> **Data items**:
══════
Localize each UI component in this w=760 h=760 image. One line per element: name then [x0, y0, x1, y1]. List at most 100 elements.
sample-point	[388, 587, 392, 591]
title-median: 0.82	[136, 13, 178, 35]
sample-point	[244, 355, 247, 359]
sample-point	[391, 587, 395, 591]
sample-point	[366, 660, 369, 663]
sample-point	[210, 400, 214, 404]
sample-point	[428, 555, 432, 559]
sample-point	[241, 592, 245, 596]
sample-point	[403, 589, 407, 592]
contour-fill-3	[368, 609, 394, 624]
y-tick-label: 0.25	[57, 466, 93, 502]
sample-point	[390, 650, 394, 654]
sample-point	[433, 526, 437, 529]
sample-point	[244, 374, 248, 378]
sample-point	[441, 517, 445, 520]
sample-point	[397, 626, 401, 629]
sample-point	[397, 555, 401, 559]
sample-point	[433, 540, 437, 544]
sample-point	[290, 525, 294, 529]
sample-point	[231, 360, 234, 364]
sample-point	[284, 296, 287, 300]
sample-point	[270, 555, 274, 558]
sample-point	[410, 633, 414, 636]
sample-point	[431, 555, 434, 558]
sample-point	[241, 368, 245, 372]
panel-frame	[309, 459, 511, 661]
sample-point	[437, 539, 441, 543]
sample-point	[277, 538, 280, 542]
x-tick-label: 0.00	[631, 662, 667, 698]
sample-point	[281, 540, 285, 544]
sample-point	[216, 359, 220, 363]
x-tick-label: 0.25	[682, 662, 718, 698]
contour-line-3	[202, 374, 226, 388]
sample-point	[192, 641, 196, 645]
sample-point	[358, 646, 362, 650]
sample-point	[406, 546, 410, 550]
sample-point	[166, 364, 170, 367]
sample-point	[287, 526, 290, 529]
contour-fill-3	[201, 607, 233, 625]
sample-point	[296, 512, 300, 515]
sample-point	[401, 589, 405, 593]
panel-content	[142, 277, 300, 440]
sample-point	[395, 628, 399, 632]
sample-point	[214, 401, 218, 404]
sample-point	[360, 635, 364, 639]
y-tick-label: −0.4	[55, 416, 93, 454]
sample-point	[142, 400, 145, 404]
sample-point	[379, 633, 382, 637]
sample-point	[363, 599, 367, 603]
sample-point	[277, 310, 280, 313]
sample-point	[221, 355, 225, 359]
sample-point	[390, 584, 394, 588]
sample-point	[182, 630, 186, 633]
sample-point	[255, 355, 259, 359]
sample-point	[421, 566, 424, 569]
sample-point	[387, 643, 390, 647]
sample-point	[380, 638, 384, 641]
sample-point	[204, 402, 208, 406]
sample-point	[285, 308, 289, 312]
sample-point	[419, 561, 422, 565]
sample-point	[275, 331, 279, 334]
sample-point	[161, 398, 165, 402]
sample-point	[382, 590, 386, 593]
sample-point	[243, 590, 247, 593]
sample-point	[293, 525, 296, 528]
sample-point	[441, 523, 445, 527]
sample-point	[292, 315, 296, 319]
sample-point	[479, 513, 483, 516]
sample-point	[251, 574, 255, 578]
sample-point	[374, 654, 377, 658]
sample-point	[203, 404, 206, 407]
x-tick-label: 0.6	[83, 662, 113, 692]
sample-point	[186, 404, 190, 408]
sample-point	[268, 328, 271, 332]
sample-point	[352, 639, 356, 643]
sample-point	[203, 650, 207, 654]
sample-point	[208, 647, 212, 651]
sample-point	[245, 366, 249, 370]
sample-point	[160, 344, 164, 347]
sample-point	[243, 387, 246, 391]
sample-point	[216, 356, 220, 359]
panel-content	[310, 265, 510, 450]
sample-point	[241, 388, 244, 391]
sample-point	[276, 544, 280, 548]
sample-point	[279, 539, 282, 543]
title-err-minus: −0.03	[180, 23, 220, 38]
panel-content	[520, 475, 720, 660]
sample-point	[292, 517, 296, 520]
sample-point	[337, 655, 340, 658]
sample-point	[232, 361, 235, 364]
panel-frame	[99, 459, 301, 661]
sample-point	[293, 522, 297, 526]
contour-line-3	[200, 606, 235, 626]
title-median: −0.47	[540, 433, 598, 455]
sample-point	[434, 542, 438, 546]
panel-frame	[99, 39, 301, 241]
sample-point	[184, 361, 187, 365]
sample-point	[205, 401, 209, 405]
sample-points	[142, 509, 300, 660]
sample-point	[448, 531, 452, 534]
══════
> **Task brief**:
Please convert every line of the data above into a Markdown table with two columns, No. and Line, numbering each row and leaving out blank lines.

> **Solved exercise**:
| No. | Line |
|---|---|
| 1 | Localize each UI component in this w=760 h=760 image. One line per element: name then [x0, y0, x1, y1]. List at most 100 elements. |
| 2 | sample-point	[388, 587, 392, 591] |
| 3 | title-median: 0.82	[136, 13, 178, 35] |
| 4 | sample-point	[244, 355, 247, 359] |
| 5 | sample-point	[391, 587, 395, 591] |
| 6 | sample-point	[366, 660, 369, 663] |
| 7 | sample-point	[210, 400, 214, 404] |
| 8 | sample-point	[428, 555, 432, 559] |
| 9 | sample-point	[241, 592, 245, 596] |
| 10 | sample-point	[403, 589, 407, 592] |
| 11 | contour-fill-3	[368, 609, 394, 624] |
| 12 | y-tick-label: 0.25	[57, 466, 93, 502] |
| 13 | sample-point	[390, 650, 394, 654] |
| 14 | sample-point	[433, 526, 437, 529] |
| 15 | sample-point	[244, 374, 248, 378] |
| 16 | sample-point	[441, 517, 445, 520] |
| 17 | sample-point	[397, 626, 401, 629] |
| 18 | sample-point	[397, 555, 401, 559] |
| 19 | sample-point	[433, 540, 437, 544] |
| 20 | sample-point	[290, 525, 294, 529] |
| 21 | sample-point	[231, 360, 234, 364] |
| 22 | sample-point	[284, 296, 287, 300] |
| 23 | sample-point	[270, 555, 274, 558] |
| 24 | sample-point	[410, 633, 414, 636] |
| 25 | sample-point	[431, 555, 434, 558] |
| 26 | sample-point	[241, 368, 245, 372] |
| 27 | panel-frame	[309, 459, 511, 661] |
| 28 | sample-point	[437, 539, 441, 543] |
| 29 | sample-point	[277, 538, 280, 542] |
| 30 | x-tick-label: 0.00	[631, 662, 667, 698] |
| 31 | sample-point	[281, 540, 285, 544] |
| 32 | sample-point	[216, 359, 220, 363] |
| 33 | x-tick-label: 0.25	[682, 662, 718, 698] |
| 34 | contour-line-3	[202, 374, 226, 388] |
| 35 | sample-point	[192, 641, 196, 645] |
| 36 | sample-point	[358, 646, 362, 650] |
| 37 | sample-point	[406, 546, 410, 550] |
| 38 | sample-point	[166, 364, 170, 367] |
| 39 | sample-point	[287, 526, 290, 529] |
| 40 | contour-fill-3	[201, 607, 233, 625] |
| 41 | sample-point	[296, 512, 300, 515] |
| 42 | sample-point	[401, 589, 405, 593] |
| 43 | panel-content	[142, 277, 300, 440] |
| 44 | sample-point	[395, 628, 399, 632] |
| 45 | sample-point	[214, 401, 218, 404] |
| 46 | sample-point	[360, 635, 364, 639] |
| 47 | y-tick-label: −0.4	[55, 416, 93, 454] |
| 48 | sample-point	[142, 400, 145, 404] |
| 49 | sample-point	[379, 633, 382, 637] |
| 50 | sample-point	[363, 599, 367, 603] |
| 51 | sample-point	[277, 310, 280, 313] |
| 52 | sample-point	[221, 355, 225, 359] |
| 53 | sample-point	[390, 584, 394, 588] |
| 54 | sample-point	[182, 630, 186, 633] |
| 55 | sample-point	[255, 355, 259, 359] |
| 56 | sample-point	[421, 566, 424, 569] |
| 57 | sample-point	[387, 643, 390, 647] |
| 58 | sample-point	[380, 638, 384, 641] |
| 59 | sample-point	[204, 402, 208, 406] |
| 60 | sample-point	[285, 308, 289, 312] |
| 61 | sample-point	[419, 561, 422, 565] |
| 62 | sample-point	[275, 331, 279, 334] |
| 63 | sample-point	[161, 398, 165, 402] |
| 64 | sample-point	[382, 590, 386, 593] |
| 65 | sample-point	[243, 590, 247, 593] |
| 66 | sample-point	[293, 525, 296, 528] |
| 67 | sample-point	[441, 523, 445, 527] |
| 68 | sample-point	[292, 315, 296, 319] |
| 69 | sample-point	[479, 513, 483, 516] |
| 70 | sample-point	[251, 574, 255, 578] |
| 71 | sample-point	[374, 654, 377, 658] |
| 72 | sample-point	[203, 404, 206, 407] |
| 73 | x-tick-label: 0.6	[83, 662, 113, 692] |
| 74 | sample-point	[186, 404, 190, 408] |
| 75 | sample-point	[268, 328, 271, 332] |
| 76 | sample-point	[352, 639, 356, 643] |
| 77 | sample-point	[203, 650, 207, 654] |
| 78 | sample-point	[208, 647, 212, 651] |
| 79 | sample-point	[245, 366, 249, 370] |
| 80 | sample-point	[160, 344, 164, 347] |
| 81 | sample-point	[243, 387, 246, 391] |
| 82 | sample-point	[216, 356, 220, 359] |
| 83 | panel-content	[310, 265, 510, 450] |
| 84 | sample-point	[241, 388, 244, 391] |
| 85 | sample-point	[276, 544, 280, 548] |
| 86 | sample-point	[279, 539, 282, 543] |
| 87 | title-err-minus: −0.03	[180, 23, 220, 38] |
| 88 | panel-content	[520, 475, 720, 660] |
| 89 | sample-point	[292, 517, 296, 520] |
| 90 | sample-point	[337, 655, 340, 658] |
| 91 | sample-point	[232, 361, 235, 364] |
| 92 | panel-frame	[99, 459, 301, 661] |
| 93 | sample-point	[293, 522, 297, 526] |
| 94 | contour-line-3	[200, 606, 235, 626] |
| 95 | title-median: −0.47	[540, 433, 598, 455] |
| 96 | sample-point	[434, 542, 438, 546] |
| 97 | panel-frame	[99, 39, 301, 241] |
| 98 | sample-point	[184, 361, 187, 365] |
| 99 | sample-point	[205, 401, 209, 405] |
| 100 | sample-points	[142, 509, 300, 660] |
| 101 | sample-point	[448, 531, 452, 534] |